--- start of Raw records ---
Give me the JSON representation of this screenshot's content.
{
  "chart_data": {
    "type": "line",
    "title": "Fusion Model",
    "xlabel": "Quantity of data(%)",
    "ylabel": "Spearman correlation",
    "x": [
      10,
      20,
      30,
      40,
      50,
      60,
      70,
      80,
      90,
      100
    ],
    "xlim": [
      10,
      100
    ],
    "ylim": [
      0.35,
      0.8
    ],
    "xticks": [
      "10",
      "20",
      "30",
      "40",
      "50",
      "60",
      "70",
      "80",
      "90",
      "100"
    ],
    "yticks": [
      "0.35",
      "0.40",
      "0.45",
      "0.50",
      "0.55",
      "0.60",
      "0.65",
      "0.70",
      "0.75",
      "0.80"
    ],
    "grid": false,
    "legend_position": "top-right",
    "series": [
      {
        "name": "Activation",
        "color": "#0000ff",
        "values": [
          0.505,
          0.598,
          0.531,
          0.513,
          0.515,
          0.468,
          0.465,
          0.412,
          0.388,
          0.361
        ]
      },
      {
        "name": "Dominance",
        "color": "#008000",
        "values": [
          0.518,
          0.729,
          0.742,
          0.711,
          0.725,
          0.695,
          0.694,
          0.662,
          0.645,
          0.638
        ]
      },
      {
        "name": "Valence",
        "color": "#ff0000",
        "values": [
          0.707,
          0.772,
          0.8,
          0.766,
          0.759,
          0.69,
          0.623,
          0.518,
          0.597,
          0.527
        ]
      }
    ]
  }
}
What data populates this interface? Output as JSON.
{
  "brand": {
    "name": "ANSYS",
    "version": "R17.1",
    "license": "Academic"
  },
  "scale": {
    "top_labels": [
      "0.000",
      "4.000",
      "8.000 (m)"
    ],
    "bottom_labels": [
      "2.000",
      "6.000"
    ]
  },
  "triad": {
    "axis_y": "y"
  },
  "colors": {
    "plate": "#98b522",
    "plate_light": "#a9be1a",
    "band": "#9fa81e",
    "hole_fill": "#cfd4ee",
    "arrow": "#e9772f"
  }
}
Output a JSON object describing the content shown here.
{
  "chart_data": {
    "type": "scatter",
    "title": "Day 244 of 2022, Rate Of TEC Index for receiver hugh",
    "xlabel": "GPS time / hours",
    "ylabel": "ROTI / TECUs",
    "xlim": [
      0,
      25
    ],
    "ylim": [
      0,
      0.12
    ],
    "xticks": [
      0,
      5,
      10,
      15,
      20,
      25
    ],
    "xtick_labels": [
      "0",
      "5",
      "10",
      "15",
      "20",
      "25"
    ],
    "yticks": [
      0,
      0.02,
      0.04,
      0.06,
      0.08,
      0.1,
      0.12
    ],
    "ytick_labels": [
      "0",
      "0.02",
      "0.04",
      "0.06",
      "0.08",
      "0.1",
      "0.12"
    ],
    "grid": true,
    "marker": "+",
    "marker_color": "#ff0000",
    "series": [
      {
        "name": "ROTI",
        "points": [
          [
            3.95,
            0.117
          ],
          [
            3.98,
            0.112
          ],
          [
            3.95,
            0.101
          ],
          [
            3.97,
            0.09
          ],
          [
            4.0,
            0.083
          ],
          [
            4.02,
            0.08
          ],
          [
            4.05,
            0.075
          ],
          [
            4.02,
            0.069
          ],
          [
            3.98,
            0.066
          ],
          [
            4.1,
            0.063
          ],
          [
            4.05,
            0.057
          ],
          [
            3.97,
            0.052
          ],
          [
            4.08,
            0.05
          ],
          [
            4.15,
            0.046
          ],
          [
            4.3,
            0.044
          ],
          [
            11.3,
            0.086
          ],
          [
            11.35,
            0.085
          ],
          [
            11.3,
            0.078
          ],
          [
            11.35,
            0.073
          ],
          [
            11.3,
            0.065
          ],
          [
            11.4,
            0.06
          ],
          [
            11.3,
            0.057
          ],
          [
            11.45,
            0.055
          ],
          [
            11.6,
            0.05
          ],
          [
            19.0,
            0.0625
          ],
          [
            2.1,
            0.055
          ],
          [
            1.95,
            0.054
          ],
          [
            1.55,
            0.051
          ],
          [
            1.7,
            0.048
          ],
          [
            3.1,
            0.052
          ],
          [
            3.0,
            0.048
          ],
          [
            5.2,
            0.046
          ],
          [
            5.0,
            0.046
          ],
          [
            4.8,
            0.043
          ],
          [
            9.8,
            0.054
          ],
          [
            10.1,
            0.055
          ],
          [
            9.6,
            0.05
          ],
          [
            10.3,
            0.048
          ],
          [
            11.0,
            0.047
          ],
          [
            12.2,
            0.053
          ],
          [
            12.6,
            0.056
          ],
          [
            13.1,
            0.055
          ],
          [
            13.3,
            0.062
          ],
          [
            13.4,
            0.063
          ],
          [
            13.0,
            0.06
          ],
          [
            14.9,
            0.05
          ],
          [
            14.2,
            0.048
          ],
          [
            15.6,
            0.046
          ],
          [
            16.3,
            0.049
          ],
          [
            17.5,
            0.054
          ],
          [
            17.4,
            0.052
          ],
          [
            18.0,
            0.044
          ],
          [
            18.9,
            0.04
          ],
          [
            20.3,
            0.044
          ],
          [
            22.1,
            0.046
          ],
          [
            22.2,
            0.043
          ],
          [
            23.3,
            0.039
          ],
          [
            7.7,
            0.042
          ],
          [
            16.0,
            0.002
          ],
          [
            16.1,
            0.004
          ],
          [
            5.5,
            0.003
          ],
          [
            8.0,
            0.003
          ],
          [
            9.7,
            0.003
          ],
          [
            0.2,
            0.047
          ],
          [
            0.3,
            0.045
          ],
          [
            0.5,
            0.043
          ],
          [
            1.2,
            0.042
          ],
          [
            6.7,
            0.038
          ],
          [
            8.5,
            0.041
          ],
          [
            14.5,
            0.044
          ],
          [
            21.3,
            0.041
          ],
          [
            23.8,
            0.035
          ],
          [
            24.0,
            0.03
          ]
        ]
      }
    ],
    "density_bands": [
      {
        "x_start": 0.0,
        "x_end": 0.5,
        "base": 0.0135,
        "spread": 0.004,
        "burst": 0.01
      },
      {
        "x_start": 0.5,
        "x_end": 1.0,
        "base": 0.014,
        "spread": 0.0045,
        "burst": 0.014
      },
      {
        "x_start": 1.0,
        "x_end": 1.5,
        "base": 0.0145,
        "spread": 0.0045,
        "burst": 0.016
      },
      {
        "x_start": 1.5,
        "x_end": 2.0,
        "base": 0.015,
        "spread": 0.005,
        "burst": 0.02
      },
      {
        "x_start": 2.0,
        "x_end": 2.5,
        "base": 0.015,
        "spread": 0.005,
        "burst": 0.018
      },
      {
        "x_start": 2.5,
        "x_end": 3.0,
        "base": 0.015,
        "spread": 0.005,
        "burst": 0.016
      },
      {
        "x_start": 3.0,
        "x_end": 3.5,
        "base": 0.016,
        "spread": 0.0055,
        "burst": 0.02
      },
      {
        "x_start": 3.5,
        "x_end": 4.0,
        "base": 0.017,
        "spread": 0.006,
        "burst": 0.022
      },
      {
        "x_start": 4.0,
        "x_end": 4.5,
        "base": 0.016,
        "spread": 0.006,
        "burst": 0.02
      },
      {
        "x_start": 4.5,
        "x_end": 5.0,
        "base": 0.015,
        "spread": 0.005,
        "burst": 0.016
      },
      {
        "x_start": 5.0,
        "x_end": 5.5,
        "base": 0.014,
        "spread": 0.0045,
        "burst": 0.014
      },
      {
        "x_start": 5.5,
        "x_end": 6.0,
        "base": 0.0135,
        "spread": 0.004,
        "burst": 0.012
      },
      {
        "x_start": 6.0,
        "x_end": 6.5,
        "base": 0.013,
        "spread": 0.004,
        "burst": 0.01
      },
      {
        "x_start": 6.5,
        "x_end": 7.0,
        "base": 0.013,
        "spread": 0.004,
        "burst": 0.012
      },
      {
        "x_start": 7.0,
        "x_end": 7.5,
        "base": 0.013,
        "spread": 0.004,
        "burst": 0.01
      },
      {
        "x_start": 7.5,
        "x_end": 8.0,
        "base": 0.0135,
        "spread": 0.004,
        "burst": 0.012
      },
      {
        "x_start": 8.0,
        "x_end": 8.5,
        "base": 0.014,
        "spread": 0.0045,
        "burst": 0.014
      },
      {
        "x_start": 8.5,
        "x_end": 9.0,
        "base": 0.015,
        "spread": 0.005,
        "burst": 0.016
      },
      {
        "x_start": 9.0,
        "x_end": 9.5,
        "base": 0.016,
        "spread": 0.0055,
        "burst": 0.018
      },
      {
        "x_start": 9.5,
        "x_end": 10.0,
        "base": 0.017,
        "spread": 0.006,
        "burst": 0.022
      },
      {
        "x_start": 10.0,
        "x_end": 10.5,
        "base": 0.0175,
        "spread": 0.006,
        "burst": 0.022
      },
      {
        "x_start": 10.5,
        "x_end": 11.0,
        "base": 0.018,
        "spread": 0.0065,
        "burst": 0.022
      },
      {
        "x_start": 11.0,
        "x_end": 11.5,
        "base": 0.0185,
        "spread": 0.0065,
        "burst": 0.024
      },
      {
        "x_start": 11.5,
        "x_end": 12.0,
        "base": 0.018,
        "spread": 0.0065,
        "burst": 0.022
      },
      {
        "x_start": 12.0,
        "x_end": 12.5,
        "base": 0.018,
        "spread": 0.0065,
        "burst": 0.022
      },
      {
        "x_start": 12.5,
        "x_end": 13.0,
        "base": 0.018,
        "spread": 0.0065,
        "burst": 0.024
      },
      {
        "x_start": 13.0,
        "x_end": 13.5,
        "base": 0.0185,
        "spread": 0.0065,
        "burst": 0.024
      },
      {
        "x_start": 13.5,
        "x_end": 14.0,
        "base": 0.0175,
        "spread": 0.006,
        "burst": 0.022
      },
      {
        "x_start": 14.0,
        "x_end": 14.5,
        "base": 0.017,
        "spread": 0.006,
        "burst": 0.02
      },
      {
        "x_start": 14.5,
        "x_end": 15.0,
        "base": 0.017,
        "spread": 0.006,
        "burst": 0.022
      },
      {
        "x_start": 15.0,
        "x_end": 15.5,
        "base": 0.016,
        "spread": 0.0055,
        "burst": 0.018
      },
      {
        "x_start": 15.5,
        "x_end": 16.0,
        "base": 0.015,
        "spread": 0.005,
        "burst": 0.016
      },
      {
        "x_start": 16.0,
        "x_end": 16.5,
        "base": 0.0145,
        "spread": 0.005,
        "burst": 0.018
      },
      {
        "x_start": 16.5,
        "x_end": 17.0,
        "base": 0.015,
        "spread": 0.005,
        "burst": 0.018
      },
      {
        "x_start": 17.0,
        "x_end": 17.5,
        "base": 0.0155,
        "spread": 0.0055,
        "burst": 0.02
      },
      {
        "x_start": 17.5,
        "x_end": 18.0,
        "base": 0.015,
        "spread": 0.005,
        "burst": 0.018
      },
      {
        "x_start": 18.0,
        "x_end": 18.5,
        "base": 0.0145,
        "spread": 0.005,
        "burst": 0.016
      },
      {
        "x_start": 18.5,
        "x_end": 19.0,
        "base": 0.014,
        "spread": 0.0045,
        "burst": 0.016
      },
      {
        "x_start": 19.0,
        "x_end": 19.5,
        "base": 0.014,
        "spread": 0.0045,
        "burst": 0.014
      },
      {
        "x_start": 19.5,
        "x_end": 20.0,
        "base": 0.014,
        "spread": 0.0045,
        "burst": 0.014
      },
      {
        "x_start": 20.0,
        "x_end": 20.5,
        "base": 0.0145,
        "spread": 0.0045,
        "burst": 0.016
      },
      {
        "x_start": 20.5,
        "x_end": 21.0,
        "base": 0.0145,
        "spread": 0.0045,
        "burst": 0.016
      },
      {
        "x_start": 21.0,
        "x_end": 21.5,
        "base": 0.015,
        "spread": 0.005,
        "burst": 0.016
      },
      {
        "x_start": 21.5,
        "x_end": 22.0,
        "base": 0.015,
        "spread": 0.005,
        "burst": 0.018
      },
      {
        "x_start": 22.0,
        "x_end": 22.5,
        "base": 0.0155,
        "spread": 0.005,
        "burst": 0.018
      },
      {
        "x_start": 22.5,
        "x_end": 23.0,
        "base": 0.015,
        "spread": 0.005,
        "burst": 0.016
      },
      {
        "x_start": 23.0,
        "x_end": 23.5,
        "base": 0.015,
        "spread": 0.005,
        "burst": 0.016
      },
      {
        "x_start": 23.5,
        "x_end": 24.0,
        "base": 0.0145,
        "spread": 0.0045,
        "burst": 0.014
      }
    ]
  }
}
--- end of Raw records ---
What is needed - Copy all lines from the material that hold "this".

Exercise solution -
Give me the JSON representation of this screenshot's content.
What data populates this interface? Output as JSON.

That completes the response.